Drop the pictures from the entries below, then reproduce the rest exactly.
## START
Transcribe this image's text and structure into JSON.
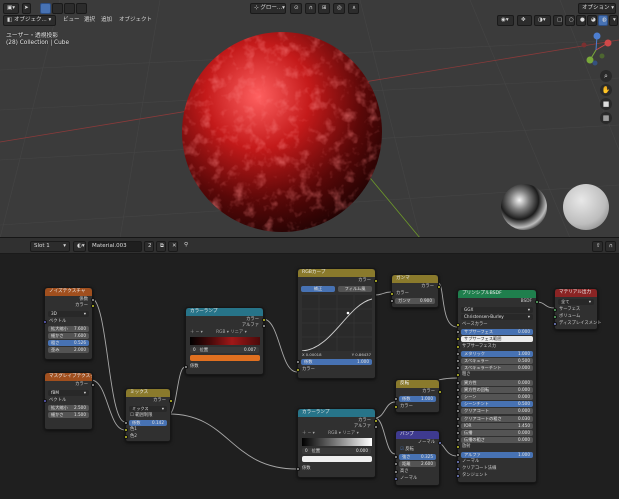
{
  "header": {
    "editor_icon": "cube-icon",
    "mode": "オブジェク...",
    "menus": [
      "ビュー",
      "選択",
      "追加",
      "オブジェクト"
    ],
    "transform": "グロー...",
    "options": "オプション"
  },
  "viewport": {
    "view_name": "ユーザー・透視投影",
    "collection": "(28) Collection | Cube",
    "gizmo": {
      "x": "X",
      "y": "Y",
      "z": "Z"
    }
  },
  "node_header": {
    "slot": "Slot 1",
    "material": "Material.003",
    "users": "2"
  },
  "nodes": {
    "noise": {
      "title": "ノイズテクスチャ",
      "outputs": [
        "係数",
        "カラー"
      ],
      "mode": "3D",
      "vector": "ベクトル",
      "fields": [
        [
          "拡大縮小",
          "7.600"
        ],
        [
          "細かさ",
          "7.600"
        ],
        [
          "粗さ",
          "0.526"
        ],
        [
          "歪み",
          "2.000"
        ]
      ]
    },
    "musgrave": {
      "title": "マスグレイブテクスチャ",
      "outputs": [
        "カラー"
      ],
      "mode": "fBM",
      "vector": "ベクトル",
      "fields": [
        [
          "拡大縮小",
          "2.500"
        ],
        [
          "細かさ",
          "1.500"
        ]
      ]
    },
    "mix": {
      "title": "ミックス",
      "output": "カラー",
      "mode": "ミックス",
      "clamp": "範囲制限",
      "fac": [
        "係数",
        "0.142"
      ],
      "inputs": [
        "色1",
        "色2"
      ]
    },
    "ramp1": {
      "title": "カラーランプ",
      "outputs": [
        "カラー",
        "アルファ"
      ],
      "color_mode": "RGB",
      "interp": "リニア",
      "pos": [
        "0",
        "位置",
        "0.007"
      ],
      "input": "係数"
    },
    "rgbcurve": {
      "title": "RGBカーブ",
      "output": "カラー",
      "tabs": [
        "補正",
        "フィルム風"
      ],
      "vals": [
        "X 0.00018",
        "Y 0.86437"
      ],
      "fac": [
        "係数",
        "1.000"
      ],
      "input": "カラー"
    },
    "gamma": {
      "title": "ガンマ",
      "output": "カラー",
      "input": "カラー",
      "field": [
        "ガンマ",
        "0.900"
      ]
    },
    "ramp2": {
      "title": "カラーランプ",
      "outputs": [
        "カラー",
        "アルファ"
      ],
      "color_mode": "RGB",
      "interp": "リニア",
      "pos": [
        "0",
        "位置",
        "0.000"
      ],
      "input": "係数"
    },
    "invert": {
      "title": "反転",
      "output": "カラー",
      "field": [
        "係数",
        "1.000"
      ],
      "input": "カラー"
    },
    "bump": {
      "title": "バンプ",
      "output": "ノーマル",
      "invert": "反転",
      "fields": [
        [
          "強さ",
          "0.325"
        ],
        [
          "距離",
          "2.600"
        ]
      ],
      "inputs": [
        "高さ",
        "ノーマル"
      ]
    },
    "principled": {
      "title": "プリンシプルBSDF",
      "output": "BSDF",
      "dist": "GGX",
      "sss": "Christensen-Burley",
      "rows": [
        [
          "ベースカラー",
          ""
        ],
        [
          "サブサーフェス",
          "0.000"
        ],
        [
          "サブサーフェス範囲",
          ""
        ],
        [
          "サブサーフェスカ",
          ""
        ],
        [
          "メタリック",
          "1.000"
        ],
        [
          "スペキュラー",
          "0.500"
        ],
        [
          "スペキュラーチント",
          "0.000"
        ],
        [
          "粗さ",
          ""
        ],
        [
          "異方性",
          "0.000"
        ],
        [
          "異方性の回転",
          "0.000"
        ],
        [
          "シーン",
          "0.000"
        ],
        [
          "シーンチント",
          "0.500"
        ],
        [
          "クリアコート",
          "0.000"
        ],
        [
          "クリアコートの粗さ",
          "0.030"
        ],
        [
          "IOR",
          "1.450"
        ],
        [
          "伝播",
          "0.000"
        ],
        [
          "伝播の粗さ",
          "0.000"
        ],
        [
          "放射",
          ""
        ],
        [
          "アルファ",
          "1.000"
        ],
        [
          "ノーマル",
          ""
        ],
        [
          "クリアコート法線",
          ""
        ],
        [
          "タンジェント",
          ""
        ]
      ]
    },
    "output": {
      "title": "マテリアル出力",
      "target": "全て",
      "inputs": [
        "サーフェス",
        "ボリューム",
        "ディスプレイスメント"
      ]
    }
  },
  "colors": {
    "accent": "#4772b3",
    "viewport_bg": "#3b3b3b",
    "node_bg": "#303030",
    "editor_bg": "#1f1f1f"
  }
}
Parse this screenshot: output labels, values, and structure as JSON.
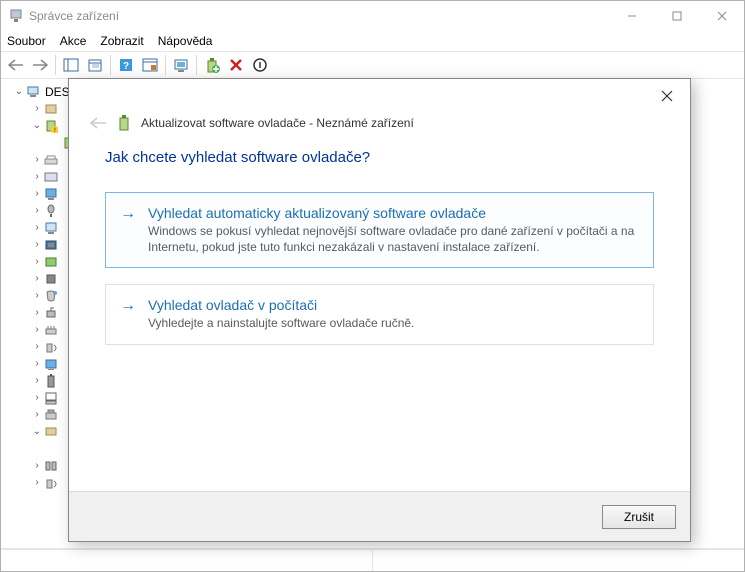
{
  "window": {
    "title": "Správce zařízení"
  },
  "menu": {
    "file": "Soubor",
    "action": "Akce",
    "view": "Zobrazit",
    "help": "Nápověda"
  },
  "tree": {
    "root": "DES"
  },
  "dialog": {
    "title": "Aktualizovat software ovladače - Neznámé zařízení",
    "question": "Jak chcete vyhledat software ovladače?",
    "option1": {
      "title": "Vyhledat automaticky aktualizovaný software ovladače",
      "desc": "Windows se pokusí vyhledat nejnovější software ovladače pro dané zařízení v počítači a na Internetu, pokud jste tuto funkci nezakázali v nastavení instalace zařízení."
    },
    "option2": {
      "title": "Vyhledat ovladač v počítači",
      "desc": "Vyhledejte a nainstalujte software ovladače ručně."
    },
    "cancel": "Zrušit"
  }
}
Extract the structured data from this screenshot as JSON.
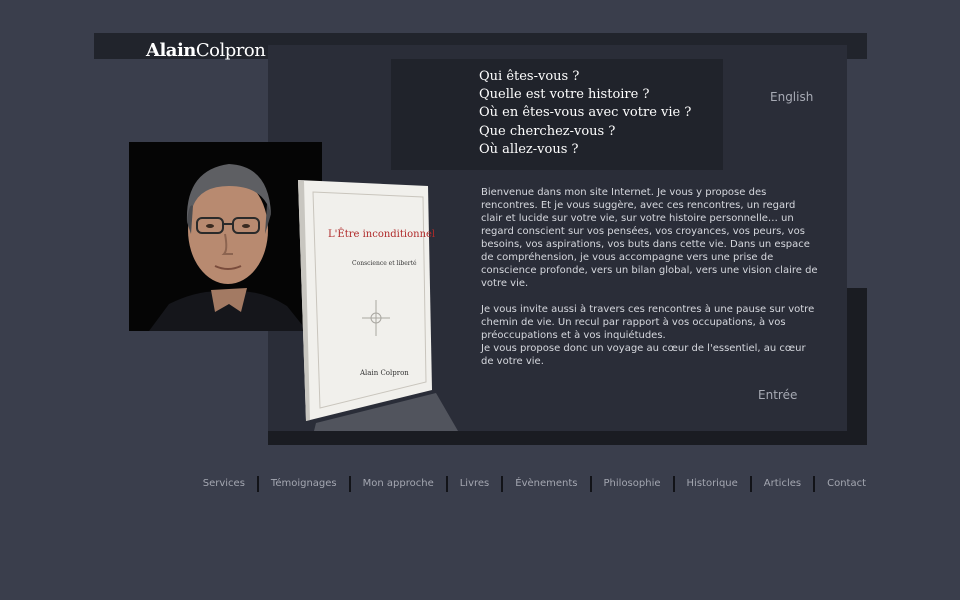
{
  "logo": {
    "first": "Alain",
    "last": "Colpron"
  },
  "questions": [
    "Qui êtes-vous ?",
    "Quelle est votre histoire ?",
    "Où en êtes-vous avec votre vie ?",
    "Que cherchez-vous ?",
    "Où allez-vous ?"
  ],
  "language_link": "English",
  "book": {
    "title": "L'Être inconditionnel",
    "subtitle": "Conscience et liberté",
    "author": "Alain Colpron"
  },
  "intro": {
    "p1": "Bienvenue dans mon site Internet. Je vous y propose des rencontres. Et je vous suggère, avec ces rencontres, un regard clair et lucide sur votre vie, sur votre histoire personnelle… un regard conscient sur vos pensées, vos croyances, vos peurs, vos besoins, vos aspirations, vos buts dans cette vie. Dans un espace de compréhension, je vous accompagne vers une prise de conscience profonde, vers un bilan global, vers une vision claire de votre vie.",
    "p2": "Je vous invite aussi à travers ces rencontres à une pause sur votre chemin de vie. Un recul par rapport à vos occupations, à vos préoccupations et à vos inquiétudes.",
    "p3": "Je vous propose donc un voyage au cœur de l'essentiel, au cœur de votre vie."
  },
  "entry_link": "Entrée",
  "nav": [
    "Services",
    "Témoignages",
    "Mon approche",
    "Livres",
    "Évènements",
    "Philosophie",
    "Historique",
    "Articles",
    "Contact"
  ],
  "colors": {
    "background": "#3a3e4c",
    "panel": "#2a2d38",
    "question_box": "#20232b",
    "link": "#a7aab4"
  }
}
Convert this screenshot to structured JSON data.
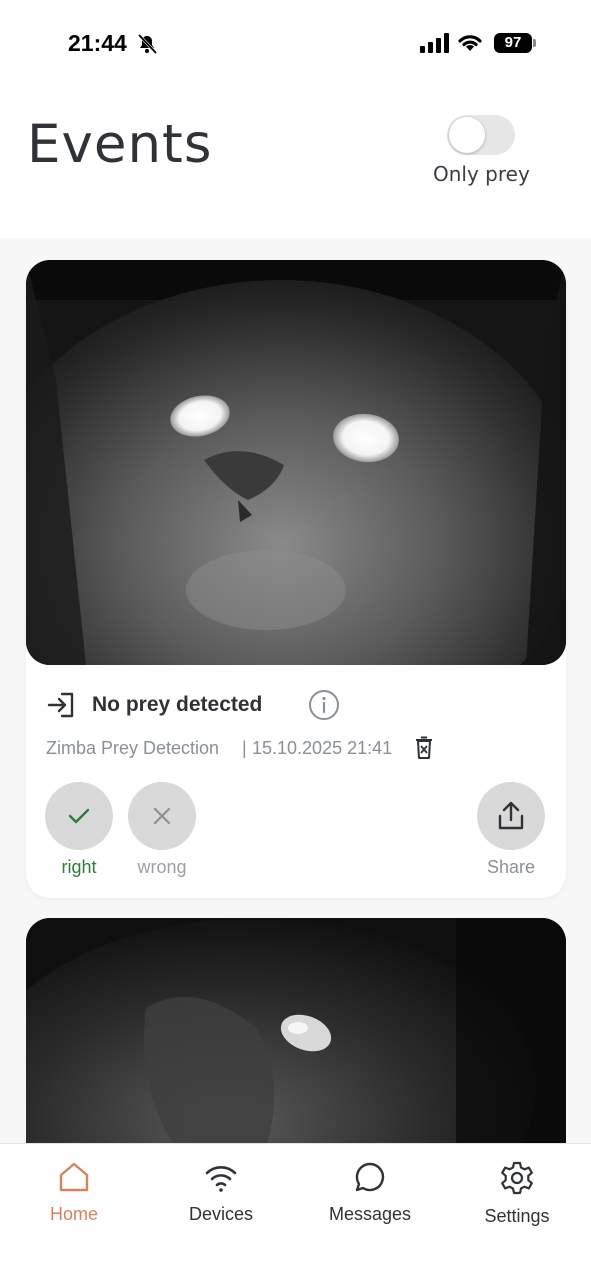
{
  "status_bar": {
    "time": "21:44",
    "battery": "97"
  },
  "header": {
    "title": "Events",
    "toggle_label": "Only prey"
  },
  "event": {
    "status": "No prey detected",
    "device": "Zimba Prey Detection",
    "separator": "|",
    "datetime": "15.10.2025 21:41",
    "feedback_right": "right",
    "feedback_wrong": "wrong",
    "share": "Share"
  },
  "nav": {
    "home": "Home",
    "devices": "Devices",
    "messages": "Messages",
    "settings": "Settings"
  },
  "colors": {
    "accent": "#d9805f",
    "right_green": "#2f7d31",
    "text": "#2f3338",
    "muted": "#8a9097"
  }
}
## END
Full solution:
Transcribe this image's text and structure into JSON.
{
  "header": {
    "editor_icon": "cube-icon",
    "mode": "オブジェク...",
    "menus": [
      "ビュー",
      "選択",
      "追加",
      "オブジェクト"
    ],
    "transform": "グロー...",
    "options": "オプション"
  },
  "viewport": {
    "view_name": "ユーザー・透視投影",
    "collection": "(28) Collection | Cube",
    "gizmo": {
      "x": "X",
      "y": "Y",
      "z": "Z"
    }
  },
  "node_header": {
    "slot": "Slot 1",
    "material": "Material.003",
    "users": "2"
  },
  "nodes": {
    "noise": {
      "title": "ノイズテクスチャ",
      "outputs": [
        "係数",
        "カラー"
      ],
      "mode": "3D",
      "vector": "ベクトル",
      "fields": [
        [
          "拡大縮小",
          "7.600"
        ],
        [
          "細かさ",
          "7.600"
        ],
        [
          "粗さ",
          "0.526"
        ],
        [
          "歪み",
          "2.000"
        ]
      ]
    },
    "musgrave": {
      "title": "マスグレイブテクスチャ",
      "outputs": [
        "カラー"
      ],
      "mode": "fBM",
      "vector": "ベクトル",
      "fields": [
        [
          "拡大縮小",
          "2.500"
        ],
        [
          "細かさ",
          "1.500"
        ]
      ]
    },
    "mix": {
      "title": "ミックス",
      "output": "カラー",
      "mode": "ミックス",
      "clamp": "範囲制限",
      "fac": [
        "係数",
        "0.142"
      ],
      "inputs": [
        "色1",
        "色2"
      ]
    },
    "ramp1": {
      "title": "カラーランプ",
      "outputs": [
        "カラー",
        "アルファ"
      ],
      "color_mode": "RGB",
      "interp": "リニア",
      "pos": [
        "0",
        "位置",
        "0.007"
      ],
      "input": "係数"
    },
    "rgbcurve": {
      "title": "RGBカーブ",
      "output": "カラー",
      "tabs": [
        "補正",
        "フィルム風"
      ],
      "vals": [
        "X 0.00018",
        "Y 0.86437"
      ],
      "fac": [
        "係数",
        "1.000"
      ],
      "input": "カラー"
    },
    "gamma": {
      "title": "ガンマ",
      "output": "カラー",
      "input": "カラー",
      "field": [
        "ガンマ",
        "0.900"
      ]
    },
    "ramp2": {
      "title": "カラーランプ",
      "outputs": [
        "カラー",
        "アルファ"
      ],
      "color_mode": "RGB",
      "interp": "リニア",
      "pos": [
        "0",
        "位置",
        "0.000"
      ],
      "input": "係数"
    },
    "invert": {
      "title": "反転",
      "output": "カラー",
      "field": [
        "係数",
        "1.000"
      ],
      "input": "カラー"
    },
    "bump": {
      "title": "バンプ",
      "output": "ノーマル",
      "invert": "反転",
      "fields": [
        [
          "強さ",
          "0.325"
        ],
        [
          "距離",
          "2.600"
        ]
      ],
      "inputs": [
        "高さ",
        "ノーマル"
      ]
    },
    "principled": {
      "title": "プリンシプルBSDF",
      "output": "BSDF",
      "dist": "GGX",
      "sss": "Christensen-Burley",
      "rows": [
        [
          "ベースカラー",
          ""
        ],
        [
          "サブサーフェス",
          "0.000"
        ],
        [
          "サブサーフェス範囲",
          ""
        ],
        [
          "サブサーフェスカ",
          ""
        ],
        [
          "メタリック",
          "1.000"
        ],
        [
          "スペキュラー",
          "0.500"
        ],
        [
          "スペキュラーチント",
          "0.000"
        ],
        [
          "粗さ",
          ""
        ],
        [
          "異方性",
          "0.000"
        ],
        [
          "異方性の回転",
          "0.000"
        ],
        [
          "シーン",
          "0.000"
        ],
        [
          "シーンチント",
          "0.500"
        ],
        [
          "クリアコート",
          "0.000"
        ],
        [
          "クリアコートの粗さ",
          "0.030"
        ],
        [
          "IOR",
          "1.450"
        ],
        [
          "伝播",
          "0.000"
        ],
        [
          "伝播の粗さ",
          "0.000"
        ],
        [
          "放射",
          ""
        ],
        [
          "アルファ",
          "1.000"
        ],
        [
          "ノーマル",
          ""
        ],
        [
          "クリアコート法線",
          ""
        ],
        [
          "タンジェント",
          ""
        ]
      ]
    },
    "output": {
      "title": "マテリアル出力",
      "target": "全て",
      "inputs": [
        "サーフェス",
        "ボリューム",
        "ディスプレイスメント"
      ]
    }
  },
  "colors": {
    "accent": "#4772b3",
    "viewport_bg": "#3b3b3b",
    "node_bg": "#303030",
    "editor_bg": "#1f1f1f"
  }
}
Parse this screenshot: output labels, values, and structure as JSON.
{
  "window": {
    "title": "Správce zařízení"
  },
  "menu": {
    "file": "Soubor",
    "action": "Akce",
    "view": "Zobrazit",
    "help": "Nápověda"
  },
  "tree": {
    "root": "DES"
  },
  "dialog": {
    "title": "Aktualizovat software ovladače - Neznámé zařízení",
    "question": "Jak chcete vyhledat software ovladače?",
    "option1": {
      "title": "Vyhledat automaticky aktualizovaný software ovladače",
      "desc": "Windows se pokusí vyhledat nejnovější software ovladače pro dané zařízení v počítači a na Internetu, pokud jste tuto funkci nezakázali v nastavení instalace zařízení."
    },
    "option2": {
      "title": "Vyhledat ovladač v počítači",
      "desc": "Vyhledejte a nainstalujte software ovladače ručně."
    },
    "cancel": "Zrušit"
  }
}
Extract the structured data from this screenshot as JSON.
{
  "logo": {
    "first": "Alain",
    "last": "Colpron"
  },
  "questions": [
    "Qui êtes-vous ?",
    "Quelle est votre histoire ?",
    "Où en êtes-vous avec votre vie ?",
    "Que cherchez-vous ?",
    "Où allez-vous ?"
  ],
  "language_link": "English",
  "book": {
    "title": "L'Être inconditionnel",
    "subtitle": "Conscience et liberté",
    "author": "Alain Colpron"
  },
  "intro": {
    "p1": "Bienvenue dans mon site Internet. Je vous y propose des rencontres. Et je vous suggère, avec ces rencontres, un regard clair et lucide sur votre vie, sur votre histoire personnelle… un regard conscient sur vos pensées, vos croyances, vos peurs, vos besoins, vos aspirations, vos buts dans cette vie. Dans un espace de compréhension, je vous accompagne vers une prise de conscience profonde, vers un bilan global, vers une vision claire de votre vie.",
    "p2": "Je vous invite aussi à travers ces rencontres à une pause sur votre chemin de vie. Un recul par rapport à vos occupations, à vos préoccupations et à vos inquiétudes.",
    "p3": "Je vous propose donc un voyage au cœur de l'essentiel, au cœur de votre vie."
  },
  "entry_link": "Entrée",
  "nav": [
    "Services",
    "Témoignages",
    "Mon approche",
    "Livres",
    "Évènements",
    "Philosophie",
    "Historique",
    "Articles",
    "Contact"
  ],
  "colors": {
    "background": "#3a3e4c",
    "panel": "#2a2d38",
    "question_box": "#20232b",
    "link": "#a7aab4"
  }
}
Convert this screenshot to structured JSON data.
{
  "status_bar": {
    "time": "21:44",
    "battery": "97"
  },
  "header": {
    "title": "Events",
    "toggle_label": "Only prey"
  },
  "event": {
    "status": "No prey detected",
    "device": "Zimba Prey Detection",
    "separator": "|",
    "datetime": "15.10.2025 21:41",
    "feedback_right": "right",
    "feedback_wrong": "wrong",
    "share": "Share"
  },
  "nav": {
    "home": "Home",
    "devices": "Devices",
    "messages": "Messages",
    "settings": "Settings"
  },
  "colors": {
    "accent": "#d9805f",
    "right_green": "#2f7d31",
    "text": "#2f3338",
    "muted": "#8a9097"
  }
}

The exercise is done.